Stated task: Reproduce the listing exactly, with no pictures in your copy.

— begin Records supplied —

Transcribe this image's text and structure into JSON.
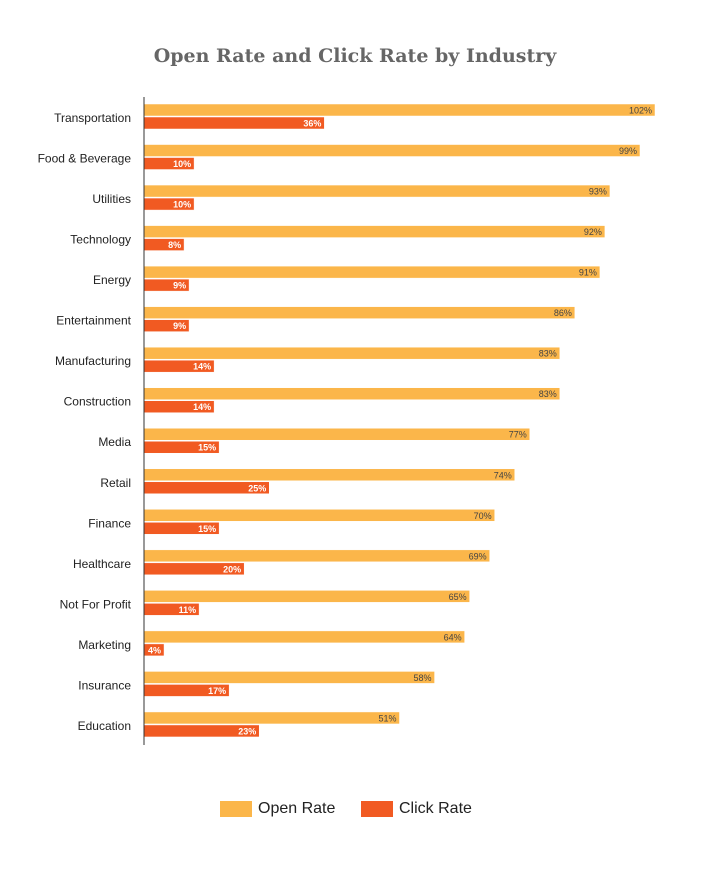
{
  "chart_data": {
    "type": "bar",
    "orientation": "horizontal",
    "title": "Open Rate and Click Rate by Industry",
    "categories": [
      "Transportation",
      "Food & Beverage",
      "Utilities",
      "Technology",
      "Energy",
      "Entertainment",
      "Manufacturing",
      "Construction",
      "Media",
      "Retail",
      "Finance",
      "Healthcare",
      "Not For Profit",
      "Marketing",
      "Insurance",
      "Education"
    ],
    "series": [
      {
        "name": "Open Rate",
        "color": "#FBB64A",
        "values": [
          102,
          99,
          93,
          92,
          91,
          86,
          83,
          83,
          77,
          74,
          70,
          69,
          65,
          64,
          58,
          51
        ]
      },
      {
        "name": "Click Rate",
        "color": "#F15A22",
        "values": [
          36,
          10,
          10,
          8,
          9,
          9,
          14,
          14,
          15,
          25,
          15,
          20,
          11,
          4,
          17,
          23
        ]
      }
    ],
    "value_suffix": "%",
    "xlim": [
      0,
      102
    ],
    "grid": false,
    "legend_position": "bottom"
  }
}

— end Records supplied —

Answer for this exercise:
Transcribe this image's text and structure into JSON.
{
  "chart_data": {
    "type": "bar",
    "orientation": "horizontal",
    "title": "Open Rate and Click Rate by Industry",
    "categories": [
      "Transportation",
      "Food & Beverage",
      "Utilities",
      "Technology",
      "Energy",
      "Entertainment",
      "Manufacturing",
      "Construction",
      "Media",
      "Retail",
      "Finance",
      "Healthcare",
      "Not For Profit",
      "Marketing",
      "Insurance",
      "Education"
    ],
    "series": [
      {
        "name": "Open Rate",
        "color": "#FBB64A",
        "values": [
          102,
          99,
          93,
          92,
          91,
          86,
          83,
          83,
          77,
          74,
          70,
          69,
          65,
          64,
          58,
          51
        ]
      },
      {
        "name": "Click Rate",
        "color": "#F15A22",
        "values": [
          36,
          10,
          10,
          8,
          9,
          9,
          14,
          14,
          15,
          25,
          15,
          20,
          11,
          4,
          17,
          23
        ]
      }
    ],
    "value_suffix": "%",
    "xlim": [
      0,
      102
    ],
    "grid": false,
    "legend_position": "bottom"
  }
}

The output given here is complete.